**YOUR TASK**: Gather each line containing the string "地形適応アップ" from these entries.

**RECORD LIST**:
· · · · ·

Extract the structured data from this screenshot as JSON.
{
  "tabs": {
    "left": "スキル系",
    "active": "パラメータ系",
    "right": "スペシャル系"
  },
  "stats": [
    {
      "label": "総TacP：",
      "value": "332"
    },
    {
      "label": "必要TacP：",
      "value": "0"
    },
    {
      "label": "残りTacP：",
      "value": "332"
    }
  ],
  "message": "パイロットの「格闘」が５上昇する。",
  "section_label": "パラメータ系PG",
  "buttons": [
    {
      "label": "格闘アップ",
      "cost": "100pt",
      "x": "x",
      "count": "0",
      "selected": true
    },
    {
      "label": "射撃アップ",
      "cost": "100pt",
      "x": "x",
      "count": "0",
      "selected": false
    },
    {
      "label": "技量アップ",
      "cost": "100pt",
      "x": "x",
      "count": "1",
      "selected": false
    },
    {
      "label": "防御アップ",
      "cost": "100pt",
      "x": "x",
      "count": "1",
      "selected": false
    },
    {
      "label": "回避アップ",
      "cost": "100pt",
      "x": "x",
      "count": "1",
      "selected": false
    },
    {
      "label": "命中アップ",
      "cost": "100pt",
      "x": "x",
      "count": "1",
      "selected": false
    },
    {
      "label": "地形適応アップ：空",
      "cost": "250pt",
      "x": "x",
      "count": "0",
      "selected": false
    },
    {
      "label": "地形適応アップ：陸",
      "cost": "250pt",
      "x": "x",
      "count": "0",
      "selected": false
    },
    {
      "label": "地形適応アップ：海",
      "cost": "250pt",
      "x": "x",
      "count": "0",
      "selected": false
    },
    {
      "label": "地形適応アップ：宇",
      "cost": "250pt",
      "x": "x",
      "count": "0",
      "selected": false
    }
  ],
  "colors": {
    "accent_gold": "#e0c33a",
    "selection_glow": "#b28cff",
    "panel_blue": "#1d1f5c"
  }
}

· · · · ·

**RESULT**:
      "label": "地形適応アップ：空",
      "label": "地形適応アップ：陸",
      "label": "地形適応アップ：海",
      "label": "地形適応アップ：宇",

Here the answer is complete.